#### Records shown
* BEGIN *

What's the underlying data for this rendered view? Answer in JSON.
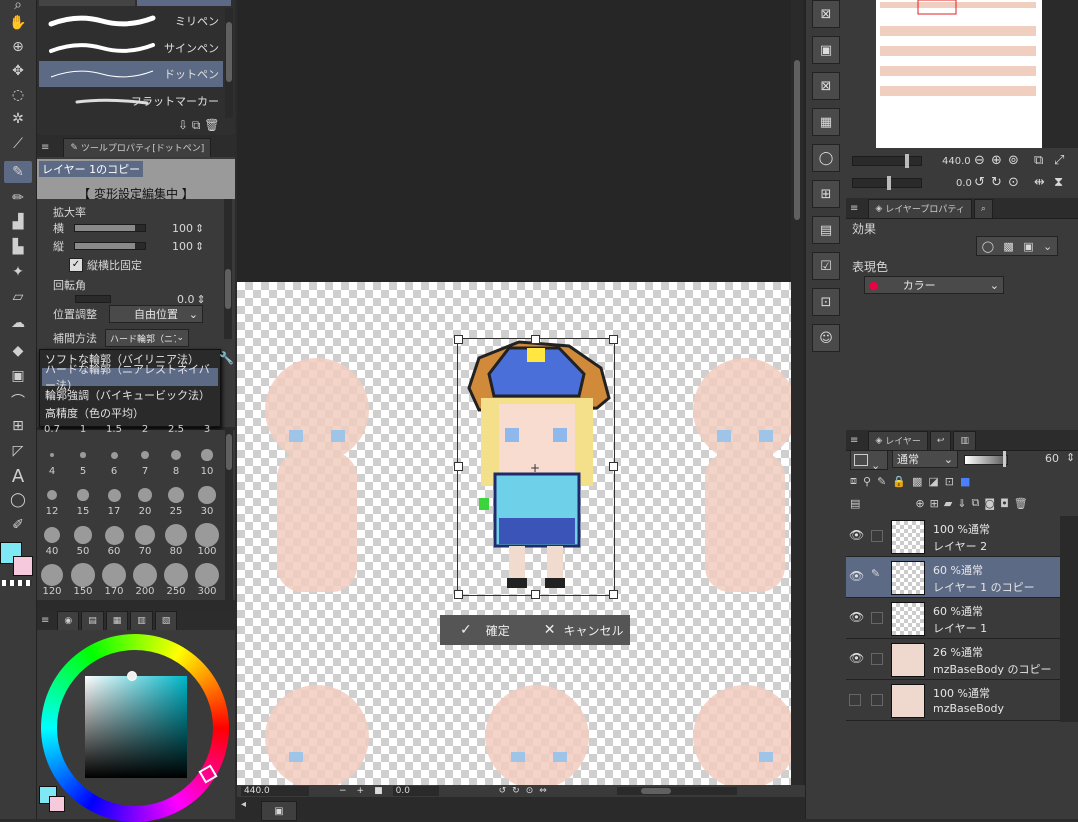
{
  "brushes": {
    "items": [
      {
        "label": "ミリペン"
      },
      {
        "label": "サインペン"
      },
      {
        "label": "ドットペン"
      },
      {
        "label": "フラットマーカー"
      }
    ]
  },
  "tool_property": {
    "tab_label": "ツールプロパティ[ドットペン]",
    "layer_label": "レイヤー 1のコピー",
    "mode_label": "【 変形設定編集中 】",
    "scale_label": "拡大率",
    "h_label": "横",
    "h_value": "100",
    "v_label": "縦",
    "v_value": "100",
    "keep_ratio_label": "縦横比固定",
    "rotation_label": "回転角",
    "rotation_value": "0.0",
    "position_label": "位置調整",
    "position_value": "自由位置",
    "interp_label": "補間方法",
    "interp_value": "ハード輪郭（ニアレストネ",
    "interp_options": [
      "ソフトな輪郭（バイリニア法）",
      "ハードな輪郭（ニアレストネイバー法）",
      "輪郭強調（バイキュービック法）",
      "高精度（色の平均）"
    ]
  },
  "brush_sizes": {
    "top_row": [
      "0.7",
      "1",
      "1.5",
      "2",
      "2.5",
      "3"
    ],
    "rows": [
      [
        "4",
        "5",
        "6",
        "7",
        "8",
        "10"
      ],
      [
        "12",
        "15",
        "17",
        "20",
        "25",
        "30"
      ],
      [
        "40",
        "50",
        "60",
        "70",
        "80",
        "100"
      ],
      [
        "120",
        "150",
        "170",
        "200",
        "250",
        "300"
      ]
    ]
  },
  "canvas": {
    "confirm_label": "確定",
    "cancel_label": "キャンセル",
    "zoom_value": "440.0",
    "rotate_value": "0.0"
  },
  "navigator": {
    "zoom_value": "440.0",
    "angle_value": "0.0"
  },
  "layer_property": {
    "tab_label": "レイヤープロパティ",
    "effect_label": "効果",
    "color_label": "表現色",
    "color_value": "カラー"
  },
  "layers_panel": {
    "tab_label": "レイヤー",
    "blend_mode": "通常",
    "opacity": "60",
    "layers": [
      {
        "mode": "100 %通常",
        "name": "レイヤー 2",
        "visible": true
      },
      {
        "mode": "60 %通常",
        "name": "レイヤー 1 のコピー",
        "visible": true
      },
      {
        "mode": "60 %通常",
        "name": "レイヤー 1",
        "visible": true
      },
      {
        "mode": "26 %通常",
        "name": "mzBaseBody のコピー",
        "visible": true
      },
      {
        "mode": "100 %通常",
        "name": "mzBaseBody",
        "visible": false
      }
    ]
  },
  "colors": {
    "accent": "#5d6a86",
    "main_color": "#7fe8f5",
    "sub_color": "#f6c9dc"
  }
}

* END *

#### Problem
Write the records above out again exactly, with no pictures in your copy.

#### Answer to this task
What's the underlying data for this rendered view? Answer in JSON.
{
  "brushes": {
    "items": [
      {
        "label": "ミリペン"
      },
      {
        "label": "サインペン"
      },
      {
        "label": "ドットペン"
      },
      {
        "label": "フラットマーカー"
      }
    ]
  },
  "tool_property": {
    "tab_label": "ツールプロパティ[ドットペン]",
    "layer_label": "レイヤー 1のコピー",
    "mode_label": "【 変形設定編集中 】",
    "scale_label": "拡大率",
    "h_label": "横",
    "h_value": "100",
    "v_label": "縦",
    "v_value": "100",
    "keep_ratio_label": "縦横比固定",
    "rotation_label": "回転角",
    "rotation_value": "0.0",
    "position_label": "位置調整",
    "position_value": "自由位置",
    "interp_label": "補間方法",
    "interp_value": "ハード輪郭（ニアレストネ",
    "interp_options": [
      "ソフトな輪郭（バイリニア法）",
      "ハードな輪郭（ニアレストネイバー法）",
      "輪郭強調（バイキュービック法）",
      "高精度（色の平均）"
    ]
  },
  "brush_sizes": {
    "top_row": [
      "0.7",
      "1",
      "1.5",
      "2",
      "2.5",
      "3"
    ],
    "rows": [
      [
        "4",
        "5",
        "6",
        "7",
        "8",
        "10"
      ],
      [
        "12",
        "15",
        "17",
        "20",
        "25",
        "30"
      ],
      [
        "40",
        "50",
        "60",
        "70",
        "80",
        "100"
      ],
      [
        "120",
        "150",
        "170",
        "200",
        "250",
        "300"
      ]
    ]
  },
  "canvas": {
    "confirm_label": "確定",
    "cancel_label": "キャンセル",
    "zoom_value": "440.0",
    "rotate_value": "0.0"
  },
  "navigator": {
    "zoom_value": "440.0",
    "angle_value": "0.0"
  },
  "layer_property": {
    "tab_label": "レイヤープロパティ",
    "effect_label": "効果",
    "color_label": "表現色",
    "color_value": "カラー"
  },
  "layers_panel": {
    "tab_label": "レイヤー",
    "blend_mode": "通常",
    "opacity": "60",
    "layers": [
      {
        "mode": "100 %通常",
        "name": "レイヤー 2",
        "visible": true
      },
      {
        "mode": "60 %通常",
        "name": "レイヤー 1 のコピー",
        "visible": true
      },
      {
        "mode": "60 %通常",
        "name": "レイヤー 1",
        "visible": true
      },
      {
        "mode": "26 %通常",
        "name": "mzBaseBody のコピー",
        "visible": true
      },
      {
        "mode": "100 %通常",
        "name": "mzBaseBody",
        "visible": false
      }
    ]
  },
  "colors": {
    "accent": "#5d6a86",
    "main_color": "#7fe8f5",
    "sub_color": "#f6c9dc"
  }
}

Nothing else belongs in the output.